Problem:
Write out the material exactly, with the pictures left out.

Input material:
● ● ● ● ● ● ●
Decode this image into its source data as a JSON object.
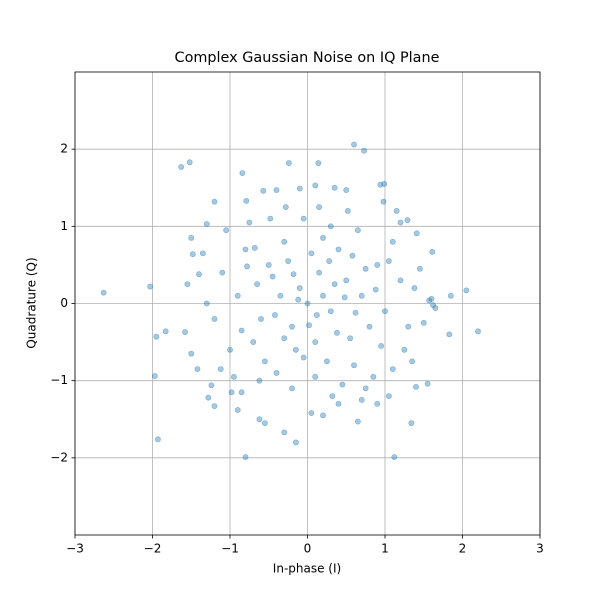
{
  "chart_data": {
    "type": "scatter",
    "title": "Complex Gaussian Noise on IQ Plane",
    "x_label": "In-phase (I)",
    "y_label": "Quadrature (Q)",
    "color": "#1f77b4",
    "grid": true,
    "xlim": [
      -3,
      3
    ],
    "ylim": [
      -3,
      3
    ],
    "xticks": [
      {
        "value": -3,
        "label": "−3"
      },
      {
        "value": -2,
        "label": "−2"
      },
      {
        "value": -1,
        "label": "−1"
      },
      0,
      1,
      2,
      3
    ],
    "yticks": [
      {
        "value": -2,
        "label": "−2"
      },
      {
        "value": -1,
        "label": "−1"
      },
      0,
      1,
      2
    ],
    "x": [
      -2.63,
      -2.03,
      -1.95,
      -1.97,
      -1.93,
      -1.83,
      -1.63,
      -1.52,
      2.2,
      2.05,
      1.85,
      1.83,
      1.12,
      -0.8,
      0.6,
      0.73,
      0.14,
      -0.24,
      -0.84,
      1.61,
      1.55,
      1.34,
      1.4,
      1.6,
      1.62,
      1.57,
      1.65,
      1.5,
      1.45,
      1.41,
      1.29,
      1.2,
      0.99,
      0.94,
      0.98,
      0.5,
      0.35,
      0.1,
      -0.1,
      -0.4,
      -0.57,
      -0.79,
      -1.2,
      -1.3,
      -1.5,
      -1.48,
      -1.55,
      -1.4,
      -1.58,
      -1.5,
      -1.42,
      -1.28,
      -1.2,
      -1.24,
      -0.98,
      -0.9,
      -0.62,
      -0.55,
      -0.3,
      -0.15,
      0.05,
      0.2,
      0.4,
      0.65,
      0.7,
      0.9,
      1.05,
      1.1,
      1.25,
      1.3,
      0.2,
      0.3,
      -0.1,
      -0.2,
      0.1,
      0.5,
      -0.5,
      0.4,
      -0.7,
      0.8,
      -0.3,
      0.6,
      -0.9,
      0.9,
      -0.4,
      0.0,
      0.15,
      -0.35,
      0.25,
      -0.6,
      0.7,
      -0.8,
      1.0,
      -1.0,
      0.3,
      -0.2,
      0.55,
      -0.45,
      1.1,
      -1.1,
      0.05,
      -0.15,
      0.35,
      -0.75,
      0.85,
      -0.25,
      0.65,
      -0.95,
      0.45,
      -0.55,
      1.2,
      -1.2,
      0.1,
      -0.05,
      0.75,
      -0.65,
      0.95,
      -0.85,
      0.2,
      -0.3,
      0.12,
      -0.12,
      0.28,
      -0.42,
      0.58,
      -0.68,
      0.38,
      -0.18,
      0.02,
      0.48,
      -1.35,
      1.35,
      -0.05,
      0.15,
      -1.05,
      1.15,
      -0.85,
      0.75,
      -1.3,
      1.38,
      0.62,
      -0.62,
      0.88,
      -0.28,
      0.32,
      -0.78,
      1.05,
      -1.12,
      0.52,
      -0.48
    ],
    "values": [
      0.14,
      0.22,
      -0.43,
      -0.94,
      -1.76,
      -0.36,
      1.77,
      1.83,
      -0.36,
      0.17,
      0.1,
      -0.4,
      -1.99,
      -1.99,
      2.06,
      1.98,
      1.82,
      1.82,
      1.69,
      0.67,
      -1.04,
      -1.55,
      -1.08,
      0.06,
      -0.02,
      0.04,
      -0.06,
      -0.25,
      0.45,
      0.91,
      1.08,
      1.05,
      1.55,
      1.54,
      1.32,
      1.47,
      1.5,
      1.53,
      1.49,
      1.47,
      1.46,
      1.33,
      1.32,
      1.03,
      0.85,
      0.64,
      0.25,
      0.38,
      -0.37,
      -0.65,
      -0.85,
      -1.22,
      -1.33,
      -1.06,
      -1.15,
      -1.38,
      -1.5,
      -1.55,
      -1.67,
      -1.8,
      -1.42,
      -1.45,
      -1.3,
      -1.53,
      -1.25,
      -1.3,
      -1.2,
      -0.85,
      -0.6,
      -0.3,
      0.1,
      -0.1,
      0.2,
      -0.3,
      -0.5,
      0.3,
      0.5,
      0.7,
      -0.5,
      -0.3,
      0.8,
      -0.8,
      0.1,
      0.5,
      -0.9,
      0.0,
      0.4,
      0.1,
      -0.75,
      -0.2,
      0.1,
      0.7,
      -0.1,
      -0.6,
      1.0,
      -1.1,
      -0.45,
      0.35,
      0.8,
      0.4,
      0.65,
      -0.6,
      0.25,
      1.05,
      -0.95,
      0.55,
      0.95,
      -0.95,
      -1.05,
      -0.75,
      0.3,
      -0.2,
      -0.95,
      1.1,
      0.45,
      0.25,
      -0.55,
      -0.35,
      0.85,
      -0.45,
      -0.15,
      0.05,
      0.55,
      -0.15,
      0.62,
      0.72,
      -0.38,
      0.38,
      -0.28,
      0.08,
      0.65,
      -0.75,
      -0.7,
      1.25,
      0.95,
      1.2,
      -1.15,
      -1.1,
      0.0,
      0.2,
      -0.12,
      -1.0,
      0.18,
      1.25,
      -1.2,
      0.48,
      0.55,
      -0.85,
      1.2,
      1.1
    ]
  }
}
● ● ● ● ● ● ●
Output below:
Decode this image into its source data as a JSON object.
{
  "chart_data": {
    "type": "scatter",
    "title": "Complex Gaussian Noise on IQ Plane",
    "x_label": "In-phase (I)",
    "y_label": "Quadrature (Q)",
    "color": "#1f77b4",
    "grid": true,
    "xlim": [
      -3,
      3
    ],
    "ylim": [
      -3,
      3
    ],
    "xticks": [
      {
        "value": -3,
        "label": "−3"
      },
      {
        "value": -2,
        "label": "−2"
      },
      {
        "value": -1,
        "label": "−1"
      },
      0,
      1,
      2,
      3
    ],
    "yticks": [
      {
        "value": -2,
        "label": "−2"
      },
      {
        "value": -1,
        "label": "−1"
      },
      0,
      1,
      2
    ],
    "x": [
      -2.63,
      -2.03,
      -1.95,
      -1.97,
      -1.93,
      -1.83,
      -1.63,
      -1.52,
      2.2,
      2.05,
      1.85,
      1.83,
      1.12,
      -0.8,
      0.6,
      0.73,
      0.14,
      -0.24,
      -0.84,
      1.61,
      1.55,
      1.34,
      1.4,
      1.6,
      1.62,
      1.57,
      1.65,
      1.5,
      1.45,
      1.41,
      1.29,
      1.2,
      0.99,
      0.94,
      0.98,
      0.5,
      0.35,
      0.1,
      -0.1,
      -0.4,
      -0.57,
      -0.79,
      -1.2,
      -1.3,
      -1.5,
      -1.48,
      -1.55,
      -1.4,
      -1.58,
      -1.5,
      -1.42,
      -1.28,
      -1.2,
      -1.24,
      -0.98,
      -0.9,
      -0.62,
      -0.55,
      -0.3,
      -0.15,
      0.05,
      0.2,
      0.4,
      0.65,
      0.7,
      0.9,
      1.05,
      1.1,
      1.25,
      1.3,
      0.2,
      0.3,
      -0.1,
      -0.2,
      0.1,
      0.5,
      -0.5,
      0.4,
      -0.7,
      0.8,
      -0.3,
      0.6,
      -0.9,
      0.9,
      -0.4,
      0.0,
      0.15,
      -0.35,
      0.25,
      -0.6,
      0.7,
      -0.8,
      1.0,
      -1.0,
      0.3,
      -0.2,
      0.55,
      -0.45,
      1.1,
      -1.1,
      0.05,
      -0.15,
      0.35,
      -0.75,
      0.85,
      -0.25,
      0.65,
      -0.95,
      0.45,
      -0.55,
      1.2,
      -1.2,
      0.1,
      -0.05,
      0.75,
      -0.65,
      0.95,
      -0.85,
      0.2,
      -0.3,
      0.12,
      -0.12,
      0.28,
      -0.42,
      0.58,
      -0.68,
      0.38,
      -0.18,
      0.02,
      0.48,
      -1.35,
      1.35,
      -0.05,
      0.15,
      -1.05,
      1.15,
      -0.85,
      0.75,
      -1.3,
      1.38,
      0.62,
      -0.62,
      0.88,
      -0.28,
      0.32,
      -0.78,
      1.05,
      -1.12,
      0.52,
      -0.48
    ],
    "values": [
      0.14,
      0.22,
      -0.43,
      -0.94,
      -1.76,
      -0.36,
      1.77,
      1.83,
      -0.36,
      0.17,
      0.1,
      -0.4,
      -1.99,
      -1.99,
      2.06,
      1.98,
      1.82,
      1.82,
      1.69,
      0.67,
      -1.04,
      -1.55,
      -1.08,
      0.06,
      -0.02,
      0.04,
      -0.06,
      -0.25,
      0.45,
      0.91,
      1.08,
      1.05,
      1.55,
      1.54,
      1.32,
      1.47,
      1.5,
      1.53,
      1.49,
      1.47,
      1.46,
      1.33,
      1.32,
      1.03,
      0.85,
      0.64,
      0.25,
      0.38,
      -0.37,
      -0.65,
      -0.85,
      -1.22,
      -1.33,
      -1.06,
      -1.15,
      -1.38,
      -1.5,
      -1.55,
      -1.67,
      -1.8,
      -1.42,
      -1.45,
      -1.3,
      -1.53,
      -1.25,
      -1.3,
      -1.2,
      -0.85,
      -0.6,
      -0.3,
      0.1,
      -0.1,
      0.2,
      -0.3,
      -0.5,
      0.3,
      0.5,
      0.7,
      -0.5,
      -0.3,
      0.8,
      -0.8,
      0.1,
      0.5,
      -0.9,
      0.0,
      0.4,
      0.1,
      -0.75,
      -0.2,
      0.1,
      0.7,
      -0.1,
      -0.6,
      1.0,
      -1.1,
      -0.45,
      0.35,
      0.8,
      0.4,
      0.65,
      -0.6,
      0.25,
      1.05,
      -0.95,
      0.55,
      0.95,
      -0.95,
      -1.05,
      -0.75,
      0.3,
      -0.2,
      -0.95,
      1.1,
      0.45,
      0.25,
      -0.55,
      -0.35,
      0.85,
      -0.45,
      -0.15,
      0.05,
      0.55,
      -0.15,
      0.62,
      0.72,
      -0.38,
      0.38,
      -0.28,
      0.08,
      0.65,
      -0.75,
      -0.7,
      1.25,
      0.95,
      1.2,
      -1.15,
      -1.1,
      0.0,
      0.2,
      -0.12,
      -1.0,
      0.18,
      1.25,
      -1.2,
      0.48,
      0.55,
      -0.85,
      1.2,
      1.1
    ]
  }
}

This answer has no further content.